*What you should do*:
All of the data should be output character for character, except the pictures.
>> Begin Excerpted records
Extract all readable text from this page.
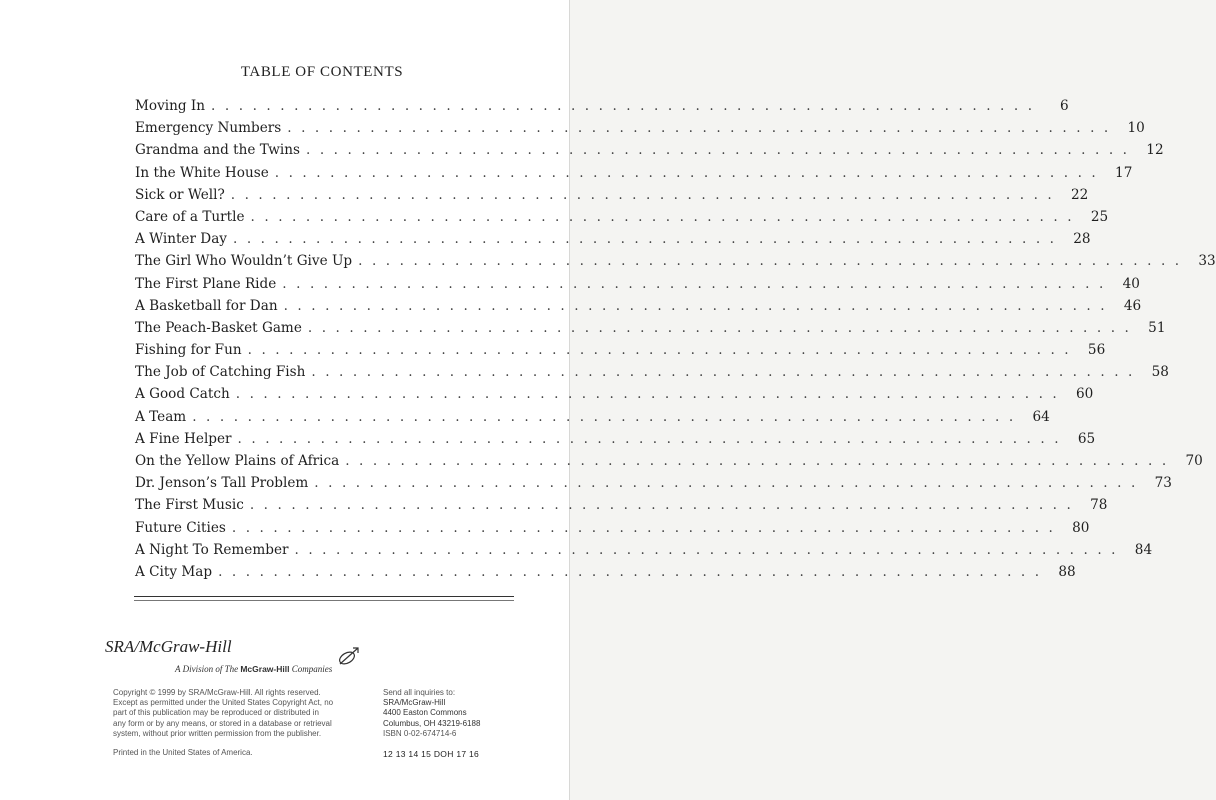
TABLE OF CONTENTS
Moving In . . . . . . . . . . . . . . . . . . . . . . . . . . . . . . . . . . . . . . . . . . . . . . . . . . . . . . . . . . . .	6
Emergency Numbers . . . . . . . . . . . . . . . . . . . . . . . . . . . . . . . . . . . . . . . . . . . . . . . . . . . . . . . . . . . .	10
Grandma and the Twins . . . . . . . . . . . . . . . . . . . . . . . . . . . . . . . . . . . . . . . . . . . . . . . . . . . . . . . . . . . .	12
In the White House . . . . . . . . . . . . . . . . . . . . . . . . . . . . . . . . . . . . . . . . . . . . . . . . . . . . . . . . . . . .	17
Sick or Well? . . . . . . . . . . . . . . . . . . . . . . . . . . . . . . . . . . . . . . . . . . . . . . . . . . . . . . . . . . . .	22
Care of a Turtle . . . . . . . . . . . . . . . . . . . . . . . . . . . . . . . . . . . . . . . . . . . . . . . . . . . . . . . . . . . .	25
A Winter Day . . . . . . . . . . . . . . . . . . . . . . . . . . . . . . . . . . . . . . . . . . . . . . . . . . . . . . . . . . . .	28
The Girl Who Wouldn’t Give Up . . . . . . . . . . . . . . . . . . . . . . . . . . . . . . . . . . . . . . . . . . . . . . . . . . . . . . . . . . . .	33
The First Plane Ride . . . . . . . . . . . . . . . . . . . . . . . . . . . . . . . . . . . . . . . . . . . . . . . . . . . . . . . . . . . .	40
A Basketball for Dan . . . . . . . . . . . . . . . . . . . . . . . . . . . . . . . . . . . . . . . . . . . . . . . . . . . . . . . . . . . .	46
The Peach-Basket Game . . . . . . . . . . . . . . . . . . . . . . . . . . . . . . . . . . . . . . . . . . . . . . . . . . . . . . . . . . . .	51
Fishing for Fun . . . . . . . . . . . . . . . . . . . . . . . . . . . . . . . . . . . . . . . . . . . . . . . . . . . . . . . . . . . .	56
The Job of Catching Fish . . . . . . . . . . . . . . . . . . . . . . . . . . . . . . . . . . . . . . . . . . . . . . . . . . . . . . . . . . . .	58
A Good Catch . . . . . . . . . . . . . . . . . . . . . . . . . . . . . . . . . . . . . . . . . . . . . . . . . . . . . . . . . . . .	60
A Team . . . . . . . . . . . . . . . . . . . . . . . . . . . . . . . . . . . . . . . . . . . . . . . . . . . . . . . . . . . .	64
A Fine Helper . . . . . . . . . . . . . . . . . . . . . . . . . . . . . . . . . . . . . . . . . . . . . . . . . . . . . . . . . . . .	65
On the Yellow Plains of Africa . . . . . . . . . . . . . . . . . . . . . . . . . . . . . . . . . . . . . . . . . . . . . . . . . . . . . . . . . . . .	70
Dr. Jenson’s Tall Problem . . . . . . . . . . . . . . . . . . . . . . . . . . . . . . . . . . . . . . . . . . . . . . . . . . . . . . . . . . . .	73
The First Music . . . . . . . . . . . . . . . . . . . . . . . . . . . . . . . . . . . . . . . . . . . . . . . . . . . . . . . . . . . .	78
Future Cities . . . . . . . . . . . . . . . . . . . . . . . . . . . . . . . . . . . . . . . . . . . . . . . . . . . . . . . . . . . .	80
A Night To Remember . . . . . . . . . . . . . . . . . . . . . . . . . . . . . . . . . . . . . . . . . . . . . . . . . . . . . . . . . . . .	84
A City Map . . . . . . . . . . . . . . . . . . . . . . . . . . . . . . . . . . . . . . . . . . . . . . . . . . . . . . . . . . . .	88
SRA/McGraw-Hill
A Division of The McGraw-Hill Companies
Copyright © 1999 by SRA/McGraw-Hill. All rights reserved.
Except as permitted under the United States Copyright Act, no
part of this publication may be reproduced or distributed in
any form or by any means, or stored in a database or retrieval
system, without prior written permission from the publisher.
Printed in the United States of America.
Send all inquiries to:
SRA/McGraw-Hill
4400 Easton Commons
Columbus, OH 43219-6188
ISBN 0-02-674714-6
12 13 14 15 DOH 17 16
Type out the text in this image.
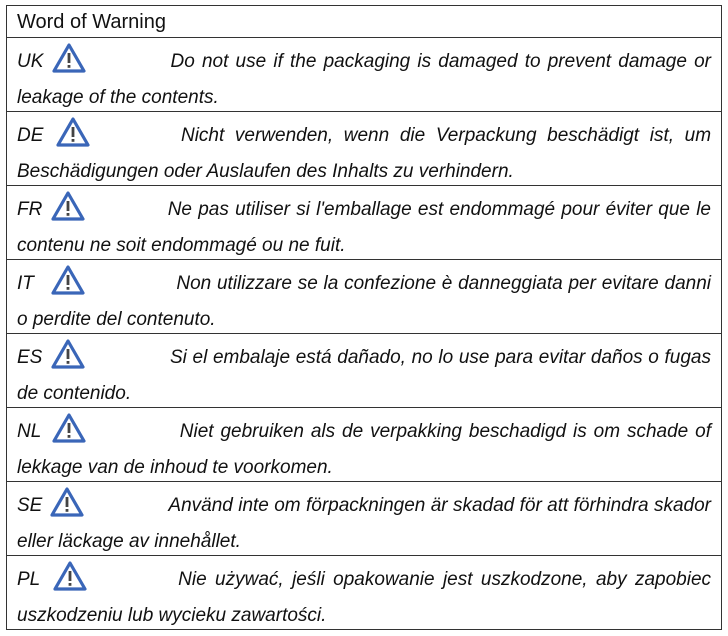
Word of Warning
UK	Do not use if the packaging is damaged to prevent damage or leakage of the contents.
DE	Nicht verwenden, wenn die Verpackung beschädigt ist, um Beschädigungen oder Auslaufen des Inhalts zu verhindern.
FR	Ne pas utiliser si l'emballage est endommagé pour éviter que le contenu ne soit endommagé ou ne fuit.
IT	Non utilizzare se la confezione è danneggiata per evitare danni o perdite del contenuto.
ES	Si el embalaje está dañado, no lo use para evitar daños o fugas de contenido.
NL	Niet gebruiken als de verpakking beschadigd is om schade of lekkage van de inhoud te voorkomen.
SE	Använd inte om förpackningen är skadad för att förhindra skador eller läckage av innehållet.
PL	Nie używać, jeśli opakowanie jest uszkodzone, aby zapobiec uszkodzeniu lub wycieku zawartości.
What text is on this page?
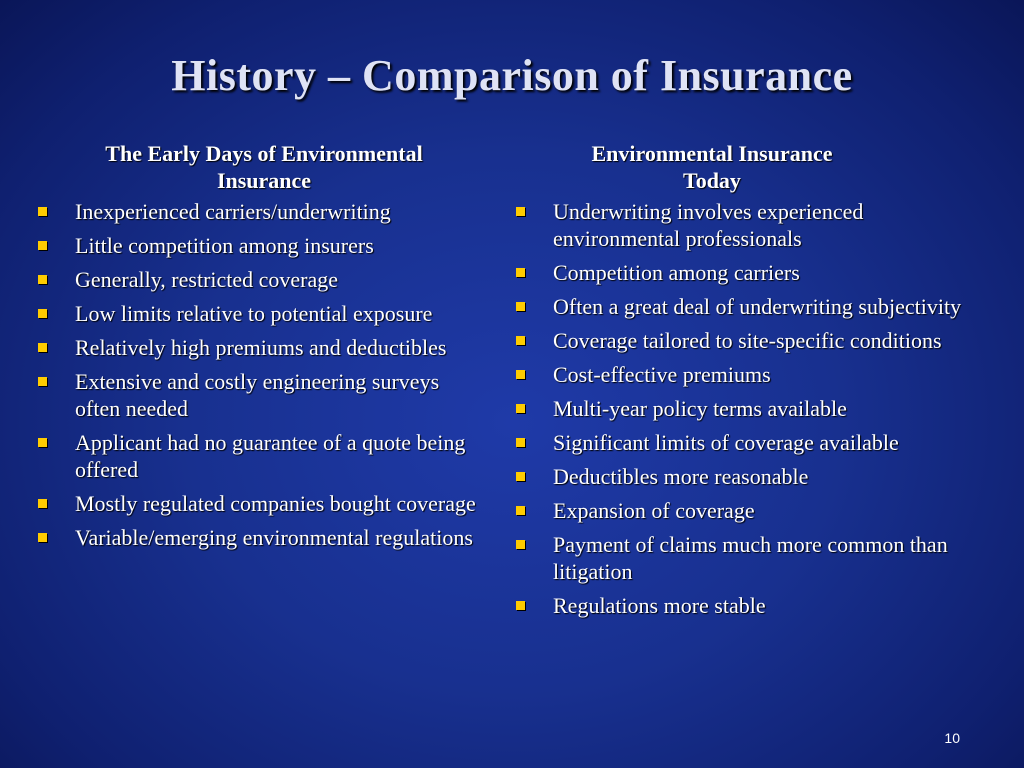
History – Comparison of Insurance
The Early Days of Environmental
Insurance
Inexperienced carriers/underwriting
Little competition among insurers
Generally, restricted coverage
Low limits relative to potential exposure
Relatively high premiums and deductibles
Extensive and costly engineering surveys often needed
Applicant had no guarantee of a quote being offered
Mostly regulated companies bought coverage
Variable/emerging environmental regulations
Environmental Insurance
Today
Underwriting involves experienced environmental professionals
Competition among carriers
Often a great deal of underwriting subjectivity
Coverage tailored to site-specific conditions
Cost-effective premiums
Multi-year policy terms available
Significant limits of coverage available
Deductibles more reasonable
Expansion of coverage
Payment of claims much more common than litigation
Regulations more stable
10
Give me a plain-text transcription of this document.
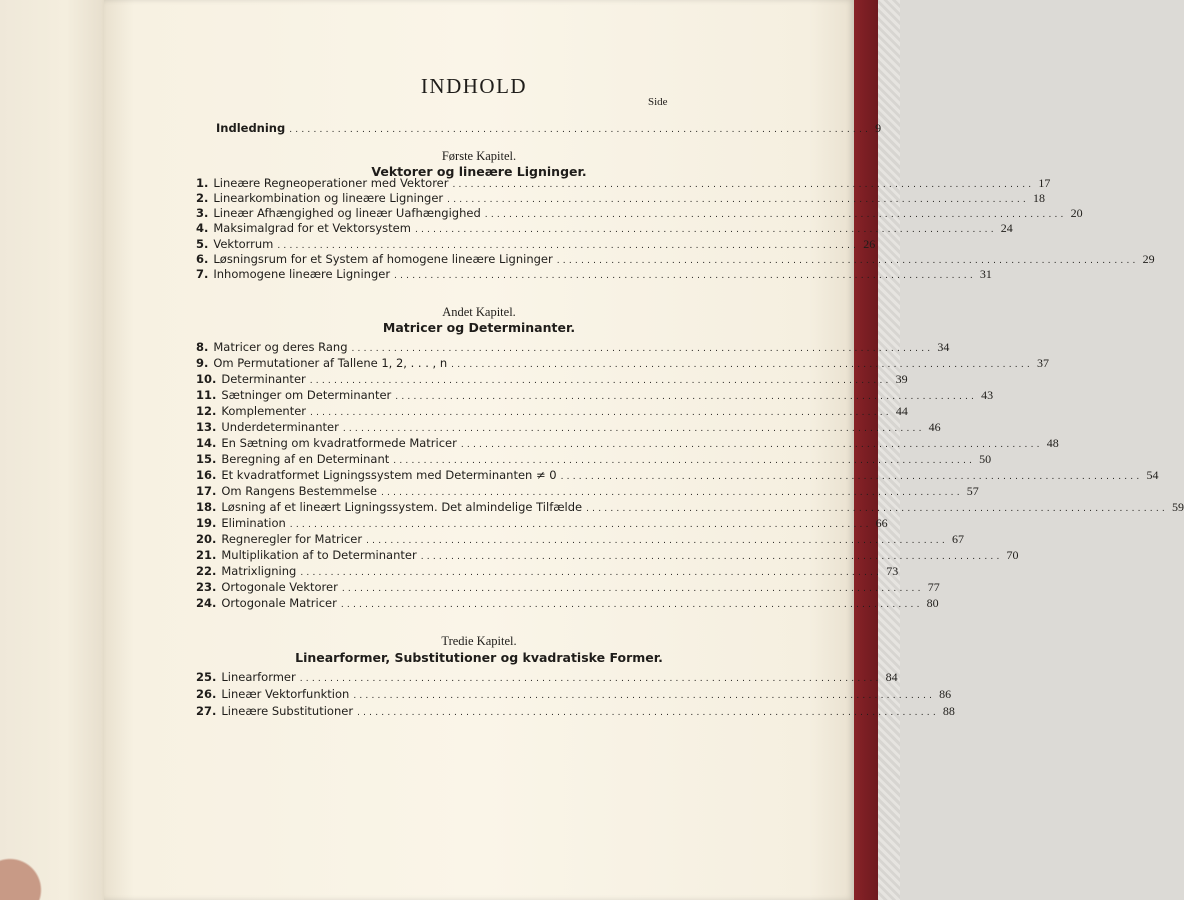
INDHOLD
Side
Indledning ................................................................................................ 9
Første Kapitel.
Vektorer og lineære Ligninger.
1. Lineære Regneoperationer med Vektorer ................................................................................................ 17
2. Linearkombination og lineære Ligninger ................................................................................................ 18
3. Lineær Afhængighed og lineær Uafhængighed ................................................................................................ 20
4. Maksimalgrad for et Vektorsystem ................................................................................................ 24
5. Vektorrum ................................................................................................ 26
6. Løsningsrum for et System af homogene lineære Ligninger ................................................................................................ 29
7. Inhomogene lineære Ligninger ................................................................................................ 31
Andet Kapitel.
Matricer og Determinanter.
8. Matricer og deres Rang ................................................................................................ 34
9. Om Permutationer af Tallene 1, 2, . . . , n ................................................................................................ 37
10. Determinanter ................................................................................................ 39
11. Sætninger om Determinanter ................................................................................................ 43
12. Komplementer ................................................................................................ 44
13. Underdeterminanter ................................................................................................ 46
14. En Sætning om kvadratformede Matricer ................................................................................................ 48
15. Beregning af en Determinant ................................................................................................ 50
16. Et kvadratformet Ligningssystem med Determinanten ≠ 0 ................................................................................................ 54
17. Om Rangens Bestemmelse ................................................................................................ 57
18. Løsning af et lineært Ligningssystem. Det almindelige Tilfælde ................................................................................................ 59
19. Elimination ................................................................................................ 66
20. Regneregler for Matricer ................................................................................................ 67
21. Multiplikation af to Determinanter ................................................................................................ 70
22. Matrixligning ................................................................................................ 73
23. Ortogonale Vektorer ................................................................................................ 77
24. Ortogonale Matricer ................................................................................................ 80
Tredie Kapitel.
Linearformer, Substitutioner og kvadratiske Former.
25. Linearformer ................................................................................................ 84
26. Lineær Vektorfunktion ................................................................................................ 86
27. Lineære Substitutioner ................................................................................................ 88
>> End Excerpted records
*Result below*:
Extract all readable text from this page.
TABLE OF CONTENTS
Moving In . . . . . . . . . . . . . . . . . . . . . . . . . . . . . . . . . . . . . . . . . . . . . . . . . . . . . . . . . . . .	6
Emergency Numbers . . . . . . . . . . . . . . . . . . . . . . . . . . . . . . . . . . . . . . . . . . . . . . . . . . . . . . . . . . . .	10
Grandma and the Twins . . . . . . . . . . . . . . . . . . . . . . . . . . . . . . . . . . . . . . . . . . . . . . . . . . . . . . . . . . . .	12
In the White House . . . . . . . . . . . . . . . . . . . . . . . . . . . . . . . . . . . . . . . . . . . . . . . . . . . . . . . . . . . .	17
Sick or Well? . . . . . . . . . . . . . . . . . . . . . . . . . . . . . . . . . . . . . . . . . . . . . . . . . . . . . . . . . . . .	22
Care of a Turtle . . . . . . . . . . . . . . . . . . . . . . . . . . . . . . . . . . . . . . . . . . . . . . . . . . . . . . . . . . . .	25
A Winter Day . . . . . . . . . . . . . . . . . . . . . . . . . . . . . . . . . . . . . . . . . . . . . . . . . . . . . . . . . . . .	28
The Girl Who Wouldn’t Give Up . . . . . . . . . . . . . . . . . . . . . . . . . . . . . . . . . . . . . . . . . . . . . . . . . . . . . . . . . . . .	33
The First Plane Ride . . . . . . . . . . . . . . . . . . . . . . . . . . . . . . . . . . . . . . . . . . . . . . . . . . . . . . . . . . . .	40
A Basketball for Dan . . . . . . . . . . . . . . . . . . . . . . . . . . . . . . . . . . . . . . . . . . . . . . . . . . . . . . . . . . . .	46
The Peach-Basket Game . . . . . . . . . . . . . . . . . . . . . . . . . . . . . . . . . . . . . . . . . . . . . . . . . . . . . . . . . . . .	51
Fishing for Fun . . . . . . . . . . . . . . . . . . . . . . . . . . . . . . . . . . . . . . . . . . . . . . . . . . . . . . . . . . . .	56
The Job of Catching Fish . . . . . . . . . . . . . . . . . . . . . . . . . . . . . . . . . . . . . . . . . . . . . . . . . . . . . . . . . . . .	58
A Good Catch . . . . . . . . . . . . . . . . . . . . . . . . . . . . . . . . . . . . . . . . . . . . . . . . . . . . . . . . . . . .	60
A Team . . . . . . . . . . . . . . . . . . . . . . . . . . . . . . . . . . . . . . . . . . . . . . . . . . . . . . . . . . . .	64
A Fine Helper . . . . . . . . . . . . . . . . . . . . . . . . . . . . . . . . . . . . . . . . . . . . . . . . . . . . . . . . . . . .	65
On the Yellow Plains of Africa . . . . . . . . . . . . . . . . . . . . . . . . . . . . . . . . . . . . . . . . . . . . . . . . . . . . . . . . . . . .	70
Dr. Jenson’s Tall Problem . . . . . . . . . . . . . . . . . . . . . . . . . . . . . . . . . . . . . . . . . . . . . . . . . . . . . . . . . . . .	73
The First Music . . . . . . . . . . . . . . . . . . . . . . . . . . . . . . . . . . . . . . . . . . . . . . . . . . . . . . . . . . . .	78
Future Cities . . . . . . . . . . . . . . . . . . . . . . . . . . . . . . . . . . . . . . . . . . . . . . . . . . . . . . . . . . . .	80
A Night To Remember . . . . . . . . . . . . . . . . . . . . . . . . . . . . . . . . . . . . . . . . . . . . . . . . . . . . . . . . . . . .	84
A City Map . . . . . . . . . . . . . . . . . . . . . . . . . . . . . . . . . . . . . . . . . . . . . . . . . . . . . . . . . . . .	88
SRA/McGraw-Hill
A Division of The McGraw-Hill Companies
Copyright © 1999 by SRA/McGraw-Hill. All rights reserved.
Except as permitted under the United States Copyright Act, no
part of this publication may be reproduced or distributed in
any form or by any means, or stored in a database or retrieval
system, without prior written permission from the publisher.
Printed in the United States of America.
Send all inquiries to:
SRA/McGraw-Hill
4400 Easton Commons
Columbus, OH 43219-6188
ISBN 0-02-674714-6
12 13 14 15 DOH 17 16
Type out the text in this image.
Word of Warning
UK	Do not use if the packaging is damaged to prevent damage or leakage of the contents.
DE	Nicht verwenden, wenn die Verpackung beschädigt ist, um Beschädigungen oder Auslaufen des Inhalts zu verhindern.
FR	Ne pas utiliser si l'emballage est endommagé pour éviter que le contenu ne soit endommagé ou ne fuit.
IT	Non utilizzare se la confezione è danneggiata per evitare danni o perdite del contenuto.
ES	Si el embalaje está dañado, no lo use para evitar daños o fugas de contenido.
NL	Niet gebruiken als de verpakking beschadigd is om schade of lekkage van de inhoud te voorkomen.
SE	Använd inte om förpackningen är skadad för att förhindra skador eller läckage av innehållet.
PL	Nie używać, jeśli opakowanie jest uszkodzone, aby zapobiec uszkodzeniu lub wycieku zawartości.
What text is on this page?
History – Comparison of Insurance
The Early Days of Environmental
Insurance
Inexperienced carriers/underwriting
Little competition among insurers
Generally, restricted coverage
Low limits relative to potential exposure
Relatively high premiums and deductibles
Extensive and costly engineering surveys often needed
Applicant had no guarantee of a quote being offered
Mostly regulated companies bought coverage
Variable/emerging environmental regulations
Environmental Insurance
Today
Underwriting involves experienced environmental professionals
Competition among carriers
Often a great deal of underwriting subjectivity
Coverage tailored to site-specific conditions
Cost-effective premiums
Multi-year policy terms available
Significant limits of coverage available
Deductibles more reasonable
Expansion of coverage
Payment of claims much more common than litigation
Regulations more stable
10
Give me a plain-text transcription of this document.
INDHOLD
Side
Indledning ................................................................................................ 9
Første Kapitel.
Vektorer og lineære Ligninger.
1. Lineære Regneoperationer med Vektorer ................................................................................................ 17
2. Linearkombination og lineære Ligninger ................................................................................................ 18
3. Lineær Afhængighed og lineær Uafhængighed ................................................................................................ 20
4. Maksimalgrad for et Vektorsystem ................................................................................................ 24
5. Vektorrum ................................................................................................ 26
6. Løsningsrum for et System af homogene lineære Ligninger ................................................................................................ 29
7. Inhomogene lineære Ligninger ................................................................................................ 31
Andet Kapitel.
Matricer og Determinanter.
8. Matricer og deres Rang ................................................................................................ 34
9. Om Permutationer af Tallene 1, 2, . . . , n ................................................................................................ 37
10. Determinanter ................................................................................................ 39
11. Sætninger om Determinanter ................................................................................................ 43
12. Komplementer ................................................................................................ 44
13. Underdeterminanter ................................................................................................ 46
14. En Sætning om kvadratformede Matricer ................................................................................................ 48
15. Beregning af en Determinant ................................................................................................ 50
16. Et kvadratformet Ligningssystem med Determinanten ≠ 0 ................................................................................................ 54
17. Om Rangens Bestemmelse ................................................................................................ 57
18. Løsning af et lineært Ligningssystem. Det almindelige Tilfælde ................................................................................................ 59
19. Elimination ................................................................................................ 66
20. Regneregler for Matricer ................................................................................................ 67
21. Multiplikation af to Determinanter ................................................................................................ 70
22. Matrixligning ................................................................................................ 73
23. Ortogonale Vektorer ................................................................................................ 77
24. Ortogonale Matricer ................................................................................................ 80
Tredie Kapitel.
Linearformer, Substitutioner og kvadratiske Former.
25. Linearformer ................................................................................................ 84
26. Lineær Vektorfunktion ................................................................................................ 86
27. Lineære Substitutioner ................................................................................................ 88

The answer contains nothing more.